The request: Your task is to reproduce the entries below word for word.

Entries with figure data:
+---+
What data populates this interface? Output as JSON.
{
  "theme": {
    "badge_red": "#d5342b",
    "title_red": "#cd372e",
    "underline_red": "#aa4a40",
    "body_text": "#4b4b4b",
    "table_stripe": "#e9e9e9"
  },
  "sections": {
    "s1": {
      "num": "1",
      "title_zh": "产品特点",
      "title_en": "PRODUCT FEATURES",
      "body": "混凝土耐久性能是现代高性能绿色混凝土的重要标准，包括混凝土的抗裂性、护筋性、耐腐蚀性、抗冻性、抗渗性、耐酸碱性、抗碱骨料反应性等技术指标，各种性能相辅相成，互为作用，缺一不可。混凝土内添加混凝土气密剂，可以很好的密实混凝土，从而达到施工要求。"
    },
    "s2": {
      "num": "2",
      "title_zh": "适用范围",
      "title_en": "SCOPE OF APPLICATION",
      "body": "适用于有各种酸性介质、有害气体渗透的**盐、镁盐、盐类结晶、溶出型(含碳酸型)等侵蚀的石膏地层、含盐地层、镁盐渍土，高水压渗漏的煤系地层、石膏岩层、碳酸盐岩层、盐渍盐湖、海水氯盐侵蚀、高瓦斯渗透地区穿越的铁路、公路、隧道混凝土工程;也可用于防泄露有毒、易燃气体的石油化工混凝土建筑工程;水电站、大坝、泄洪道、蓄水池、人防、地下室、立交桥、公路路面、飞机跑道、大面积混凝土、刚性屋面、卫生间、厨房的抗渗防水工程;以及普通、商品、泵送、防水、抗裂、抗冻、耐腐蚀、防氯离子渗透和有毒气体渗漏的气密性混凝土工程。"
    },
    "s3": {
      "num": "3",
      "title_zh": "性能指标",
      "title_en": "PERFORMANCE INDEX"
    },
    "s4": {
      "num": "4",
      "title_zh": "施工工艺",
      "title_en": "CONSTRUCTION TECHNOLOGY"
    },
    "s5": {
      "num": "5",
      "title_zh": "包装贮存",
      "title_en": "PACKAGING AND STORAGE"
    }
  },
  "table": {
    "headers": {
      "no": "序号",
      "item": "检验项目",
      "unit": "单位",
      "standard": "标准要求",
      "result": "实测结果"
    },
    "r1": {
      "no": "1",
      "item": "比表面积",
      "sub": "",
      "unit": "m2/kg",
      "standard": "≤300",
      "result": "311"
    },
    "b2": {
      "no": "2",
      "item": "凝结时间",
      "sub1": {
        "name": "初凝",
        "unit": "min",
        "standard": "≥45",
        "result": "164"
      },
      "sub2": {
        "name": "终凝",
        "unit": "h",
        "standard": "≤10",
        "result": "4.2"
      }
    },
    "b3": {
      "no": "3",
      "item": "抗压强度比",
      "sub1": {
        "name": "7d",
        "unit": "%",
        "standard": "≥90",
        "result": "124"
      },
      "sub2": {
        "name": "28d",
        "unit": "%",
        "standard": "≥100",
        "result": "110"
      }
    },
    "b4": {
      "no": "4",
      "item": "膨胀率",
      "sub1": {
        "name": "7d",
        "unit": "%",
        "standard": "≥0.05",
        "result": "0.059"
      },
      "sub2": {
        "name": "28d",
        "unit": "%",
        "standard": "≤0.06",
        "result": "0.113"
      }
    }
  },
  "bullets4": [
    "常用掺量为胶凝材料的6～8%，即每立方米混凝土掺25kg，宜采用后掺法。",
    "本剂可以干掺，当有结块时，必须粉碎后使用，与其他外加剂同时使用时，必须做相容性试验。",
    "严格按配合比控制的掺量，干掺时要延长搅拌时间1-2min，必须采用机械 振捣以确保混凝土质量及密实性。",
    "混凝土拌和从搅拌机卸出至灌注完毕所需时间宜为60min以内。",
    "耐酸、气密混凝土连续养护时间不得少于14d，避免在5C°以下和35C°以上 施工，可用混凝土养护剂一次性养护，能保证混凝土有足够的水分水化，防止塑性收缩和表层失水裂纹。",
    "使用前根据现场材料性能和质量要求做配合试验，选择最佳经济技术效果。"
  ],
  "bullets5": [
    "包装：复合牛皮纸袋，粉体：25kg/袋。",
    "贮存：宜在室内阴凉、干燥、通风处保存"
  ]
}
+---+
Written solution:
What data populates this interface? Output as JSON.
{
  "theme": {
    "badge_red": "#d5342b",
    "title_red": "#cd372e",
    "underline_red": "#aa4a40",
    "body_text": "#4b4b4b",
    "table_stripe": "#e9e9e9"
  },
  "sections": {
    "s1": {
      "num": "1",
      "title_zh": "产品特点",
      "title_en": "PRODUCT FEATURES",
      "body": "混凝土耐久性能是现代高性能绿色混凝土的重要标准，包括混凝土的抗裂性、护筋性、耐腐蚀性、抗冻性、抗渗性、耐酸碱性、抗碱骨料反应性等技术指标，各种性能相辅相成，互为作用，缺一不可。混凝土内添加混凝土气密剂，可以很好的密实混凝土，从而达到施工要求。"
    },
    "s2": {
      "num": "2",
      "title_zh": "适用范围",
      "title_en": "SCOPE OF APPLICATION",
      "body": "适用于有各种酸性介质、有害气体渗透的**盐、镁盐、盐类结晶、溶出型(含碳酸型)等侵蚀的石膏地层、含盐地层、镁盐渍土，高水压渗漏的煤系地层、石膏岩层、碳酸盐岩层、盐渍盐湖、海水氯盐侵蚀、高瓦斯渗透地区穿越的铁路、公路、隧道混凝土工程;也可用于防泄露有毒、易燃气体的石油化工混凝土建筑工程;水电站、大坝、泄洪道、蓄水池、人防、地下室、立交桥、公路路面、飞机跑道、大面积混凝土、刚性屋面、卫生间、厨房的抗渗防水工程;以及普通、商品、泵送、防水、抗裂、抗冻、耐腐蚀、防氯离子渗透和有毒气体渗漏的气密性混凝土工程。"
    },
    "s3": {
      "num": "3",
      "title_zh": "性能指标",
      "title_en": "PERFORMANCE INDEX"
    },
    "s4": {
      "num": "4",
      "title_zh": "施工工艺",
      "title_en": "CONSTRUCTION TECHNOLOGY"
    },
    "s5": {
      "num": "5",
      "title_zh": "包装贮存",
      "title_en": "PACKAGING AND STORAGE"
    }
  },
  "table": {
    "headers": {
      "no": "序号",
      "item": "检验项目",
      "unit": "单位",
      "standard": "标准要求",
      "result": "实测结果"
    },
    "r1": {
      "no": "1",
      "item": "比表面积",
      "sub": "",
      "unit": "m2/kg",
      "standard": "≤300",
      "result": "311"
    },
    "b2": {
      "no": "2",
      "item": "凝结时间",
      "sub1": {
        "name": "初凝",
        "unit": "min",
        "standard": "≥45",
        "result": "164"
      },
      "sub2": {
        "name": "终凝",
        "unit": "h",
        "standard": "≤10",
        "result": "4.2"
      }
    },
    "b3": {
      "no": "3",
      "item": "抗压强度比",
      "sub1": {
        "name": "7d",
        "unit": "%",
        "standard": "≥90",
        "result": "124"
      },
      "sub2": {
        "name": "28d",
        "unit": "%",
        "standard": "≥100",
        "result": "110"
      }
    },
    "b4": {
      "no": "4",
      "item": "膨胀率",
      "sub1": {
        "name": "7d",
        "unit": "%",
        "standard": "≥0.05",
        "result": "0.059"
      },
      "sub2": {
        "name": "28d",
        "unit": "%",
        "standard": "≤0.06",
        "result": "0.113"
      }
    }
  },
  "bullets4": [
    "常用掺量为胶凝材料的6～8%，即每立方米混凝土掺25kg，宜采用后掺法。",
    "本剂可以干掺，当有结块时，必须粉碎后使用，与其他外加剂同时使用时，必须做相容性试验。",
    "严格按配合比控制的掺量，干掺时要延长搅拌时间1-2min，必须采用机械 振捣以确保混凝土质量及密实性。",
    "混凝土拌和从搅拌机卸出至灌注完毕所需时间宜为60min以内。",
    "耐酸、气密混凝土连续养护时间不得少于14d，避免在5C°以下和35C°以上 施工，可用混凝土养护剂一次性养护，能保证混凝土有足够的水分水化，防止塑性收缩和表层失水裂纹。",
    "使用前根据现场材料性能和质量要求做配合试验，选择最佳经济技术效果。"
  ],
  "bullets5": [
    "包装：复合牛皮纸袋，粉体：25kg/袋。",
    "贮存：宜在室内阴凉、干燥、通风处保存"
  ]
}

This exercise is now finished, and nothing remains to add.